# START OF Materials provided

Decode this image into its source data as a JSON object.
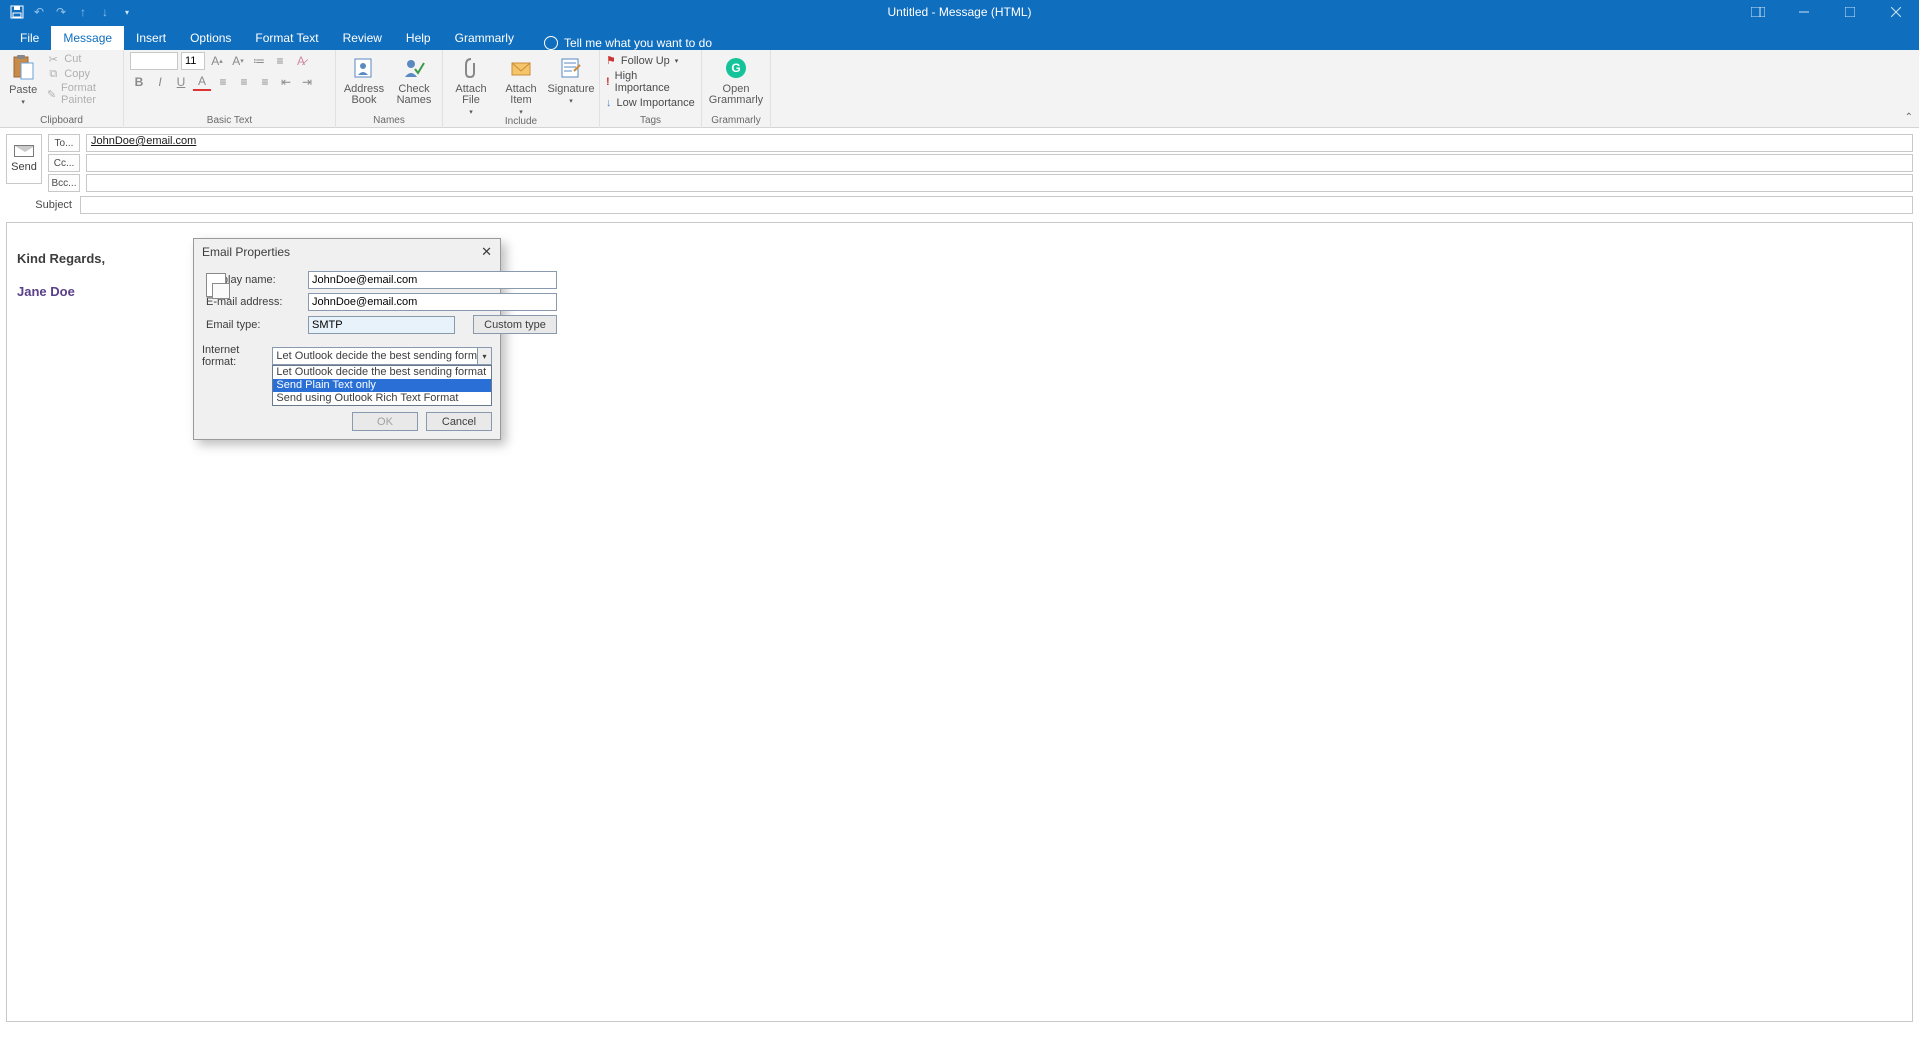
{
  "titlebar": {
    "title": "Untitled  -  Message (HTML)"
  },
  "tabs": {
    "file": "File",
    "message": "Message",
    "insert": "Insert",
    "options": "Options",
    "format_text": "Format Text",
    "review": "Review",
    "help": "Help",
    "grammarly": "Grammarly",
    "tell_me": "Tell me what you want to do"
  },
  "ribbon": {
    "clipboard": {
      "label": "Clipboard",
      "paste": "Paste",
      "cut": "Cut",
      "copy": "Copy",
      "format_painter": "Format Painter"
    },
    "basic_text": {
      "label": "Basic Text",
      "font_size": "11"
    },
    "names": {
      "label": "Names",
      "address_book": "Address Book",
      "check_names": "Check Names"
    },
    "include": {
      "label": "Include",
      "attach_file": "Attach File",
      "attach_item": "Attach Item",
      "signature": "Signature"
    },
    "tags": {
      "label": "Tags",
      "follow_up": "Follow Up",
      "high": "High Importance",
      "low": "Low Importance"
    },
    "grammarly_grp": {
      "label": "Grammarly",
      "open": "Open Grammarly"
    }
  },
  "addr": {
    "send": "Send",
    "to": "To...",
    "cc": "Cc...",
    "bcc": "Bcc...",
    "subject": "Subject",
    "to_value": "JohnDoe@email.com"
  },
  "body": {
    "regards": "Kind Regards,",
    "name": "Jane Doe"
  },
  "dialog": {
    "title": "Email Properties",
    "display_name_lbl": "Display name:",
    "display_name": "JohnDoe@email.com",
    "email_lbl": "E-mail address:",
    "email": "JohnDoe@email.com",
    "type_lbl": "Email type:",
    "type": "SMTP",
    "custom_type": "Custom type",
    "format_lbl": "Internet format:",
    "format_sel": "Let Outlook decide the best sending form",
    "opt1": "Let Outlook decide the best sending format",
    "opt2": "Send Plain Text only",
    "opt3": "Send using Outlook Rich Text Format",
    "ok": "OK",
    "cancel": "Cancel"
  }
}
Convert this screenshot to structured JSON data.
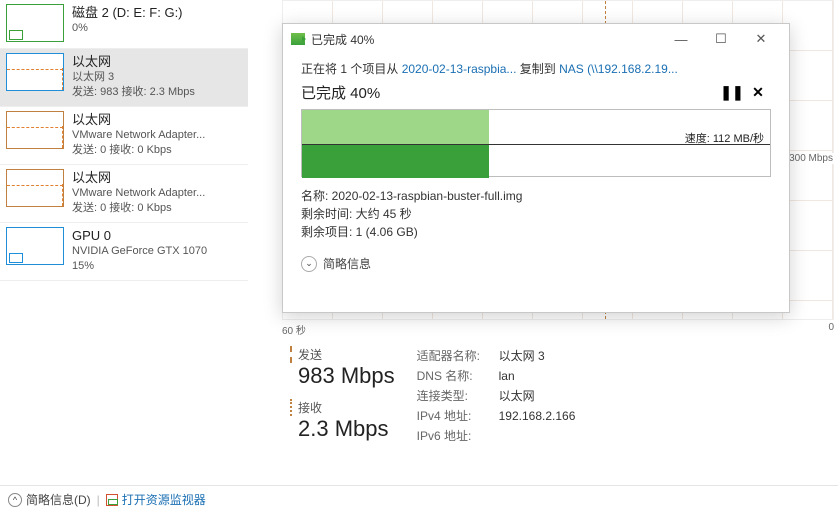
{
  "sidebar": {
    "items": [
      {
        "title": "磁盘 2 (D: E: F: G:)",
        "sub1": "0%",
        "sub2": ""
      },
      {
        "title": "以太网",
        "sub1": "以太网 3",
        "sub2": "发送: 983 接收: 2.3 Mbps"
      },
      {
        "title": "以太网",
        "sub1": "VMware Network Adapter...",
        "sub2": "发送: 0 接收: 0 Kbps"
      },
      {
        "title": "以太网",
        "sub1": "VMware Network Adapter...",
        "sub2": "发送: 0 接收: 0 Kbps"
      },
      {
        "title": "GPU 0",
        "sub1": "NVIDIA GeForce GTX 1070",
        "sub2": "15%"
      }
    ]
  },
  "graph": {
    "ylabel": "300 Mbps",
    "xleft": "60 秒",
    "xright": "0"
  },
  "stats": {
    "send_label": "发送",
    "send_value": "983 Mbps",
    "recv_label": "接收",
    "recv_value": "2.3 Mbps",
    "details": [
      {
        "k": "适配器名称:",
        "v": "以太网 3"
      },
      {
        "k": "DNS 名称:",
        "v": "lan"
      },
      {
        "k": "连接类型:",
        "v": "以太网"
      },
      {
        "k": "IPv4 地址:",
        "v": "192.168.2.166"
      },
      {
        "k": "IPv6 地址:",
        "v": ""
      }
    ]
  },
  "dialog": {
    "title": "已完成 40%",
    "line_prefix": "正在将 1 个项目从 ",
    "line_src": "2020-02-13-raspbia...",
    "line_mid": " 复制到 ",
    "line_dst": "NAS (\\\\192.168.2.19...",
    "header": "已完成 40%",
    "pause": "❚❚",
    "close": "✕",
    "speed": "速度: 112 MB/秒",
    "meta1": "名称: 2020-02-13-raspbian-buster-full.img",
    "meta2": "剩余时间: 大约 45 秒",
    "meta3": "剩余项目: 1 (4.06 GB)",
    "more": "简略信息"
  },
  "footer": {
    "brief": "简略信息(D)",
    "monitor": "打开资源监视器"
  }
}
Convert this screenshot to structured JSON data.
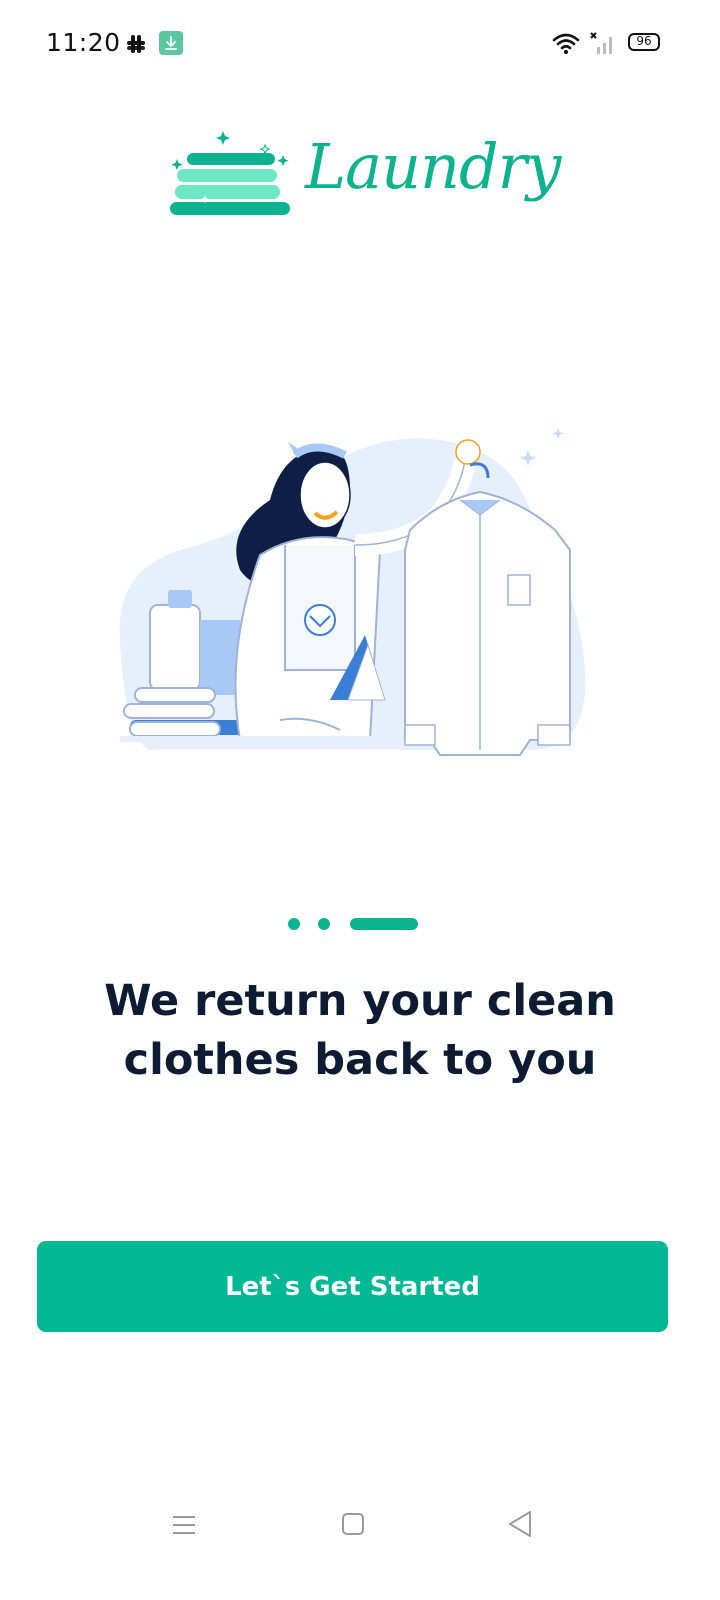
{
  "status_bar": {
    "time": "11:20",
    "battery": "96",
    "icons": [
      "slack-icon",
      "download-icon",
      "wifi-icon",
      "signal-icon",
      "battery-icon"
    ]
  },
  "brand": {
    "name": "Laundry",
    "accent_color": "#0db38f"
  },
  "onboarding": {
    "page_indicator": {
      "total": 3,
      "active_index": 2
    },
    "headline": "We return your clean clothes back to you"
  },
  "cta": {
    "label": "Let`s Get Started",
    "color": "#00b894"
  },
  "nav_bar": {
    "buttons": [
      "menu-icon",
      "home-icon",
      "back-icon"
    ]
  }
}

# END OF Materials provided

» Aim of the task:
Images do not belong in the copy; reproduce all other parts of the records above verbatim.

» Response:
Decode this image into its source data as a JSON object.
{
  "titlebar": {
    "title": "Untitled  -  Message (HTML)"
  },
  "tabs": {
    "file": "File",
    "message": "Message",
    "insert": "Insert",
    "options": "Options",
    "format_text": "Format Text",
    "review": "Review",
    "help": "Help",
    "grammarly": "Grammarly",
    "tell_me": "Tell me what you want to do"
  },
  "ribbon": {
    "clipboard": {
      "label": "Clipboard",
      "paste": "Paste",
      "cut": "Cut",
      "copy": "Copy",
      "format_painter": "Format Painter"
    },
    "basic_text": {
      "label": "Basic Text",
      "font_size": "11"
    },
    "names": {
      "label": "Names",
      "address_book": "Address Book",
      "check_names": "Check Names"
    },
    "include": {
      "label": "Include",
      "attach_file": "Attach File",
      "attach_item": "Attach Item",
      "signature": "Signature"
    },
    "tags": {
      "label": "Tags",
      "follow_up": "Follow Up",
      "high": "High Importance",
      "low": "Low Importance"
    },
    "grammarly_grp": {
      "label": "Grammarly",
      "open": "Open Grammarly"
    }
  },
  "addr": {
    "send": "Send",
    "to": "To...",
    "cc": "Cc...",
    "bcc": "Bcc...",
    "subject": "Subject",
    "to_value": "JohnDoe@email.com"
  },
  "body": {
    "regards": "Kind Regards,",
    "name": "Jane Doe"
  },
  "dialog": {
    "title": "Email Properties",
    "display_name_lbl": "Display name:",
    "display_name": "JohnDoe@email.com",
    "email_lbl": "E-mail address:",
    "email": "JohnDoe@email.com",
    "type_lbl": "Email type:",
    "type": "SMTP",
    "custom_type": "Custom type",
    "format_lbl": "Internet format:",
    "format_sel": "Let Outlook decide the best sending form",
    "opt1": "Let Outlook decide the best sending format",
    "opt2": "Send Plain Text only",
    "opt3": "Send using Outlook Rich Text Format",
    "ok": "OK",
    "cancel": "Cancel"
  }
}
Convert this screenshot to structured JSON data.
{
  "sidebar": {
    "items": [
      {
        "title": "磁盘 2 (D: E: F: G:)",
        "sub1": "0%",
        "sub2": ""
      },
      {
        "title": "以太网",
        "sub1": "以太网 3",
        "sub2": "发送: 983 接收: 2.3 Mbps"
      },
      {
        "title": "以太网",
        "sub1": "VMware Network Adapter...",
        "sub2": "发送: 0 接收: 0 Kbps"
      },
      {
        "title": "以太网",
        "sub1": "VMware Network Adapter...",
        "sub2": "发送: 0 接收: 0 Kbps"
      },
      {
        "title": "GPU 0",
        "sub1": "NVIDIA GeForce GTX 1070",
        "sub2": "15%"
      }
    ]
  },
  "graph": {
    "ylabel": "300 Mbps",
    "xleft": "60 秒",
    "xright": "0"
  },
  "stats": {
    "send_label": "发送",
    "send_value": "983 Mbps",
    "recv_label": "接收",
    "recv_value": "2.3 Mbps",
    "details": [
      {
        "k": "适配器名称:",
        "v": "以太网 3"
      },
      {
        "k": "DNS 名称:",
        "v": "lan"
      },
      {
        "k": "连接类型:",
        "v": "以太网"
      },
      {
        "k": "IPv4 地址:",
        "v": "192.168.2.166"
      },
      {
        "k": "IPv6 地址:",
        "v": ""
      }
    ]
  },
  "dialog": {
    "title": "已完成 40%",
    "line_prefix": "正在将 1 个项目从 ",
    "line_src": "2020-02-13-raspbia...",
    "line_mid": " 复制到 ",
    "line_dst": "NAS (\\\\192.168.2.19...",
    "header": "已完成 40%",
    "pause": "❚❚",
    "close": "✕",
    "speed": "速度: 112 MB/秒",
    "meta1": "名称: 2020-02-13-raspbian-buster-full.img",
    "meta2": "剩余时间: 大约 45 秒",
    "meta3": "剩余项目: 1 (4.06 GB)",
    "more": "简略信息"
  },
  "footer": {
    "brief": "简略信息(D)",
    "monitor": "打开资源监视器"
  }
}
Convert this screenshot to structured JSON data.
{
  "status_bar": {
    "time": "11:20",
    "battery": "96",
    "icons": [
      "slack-icon",
      "download-icon",
      "wifi-icon",
      "signal-icon",
      "battery-icon"
    ]
  },
  "brand": {
    "name": "Laundry",
    "accent_color": "#0db38f"
  },
  "onboarding": {
    "page_indicator": {
      "total": 3,
      "active_index": 2
    },
    "headline": "We return your clean clothes back to you"
  },
  "cta": {
    "label": "Let`s Get Started",
    "color": "#00b894"
  },
  "nav_bar": {
    "buttons": [
      "menu-icon",
      "home-icon",
      "back-icon"
    ]
  }
}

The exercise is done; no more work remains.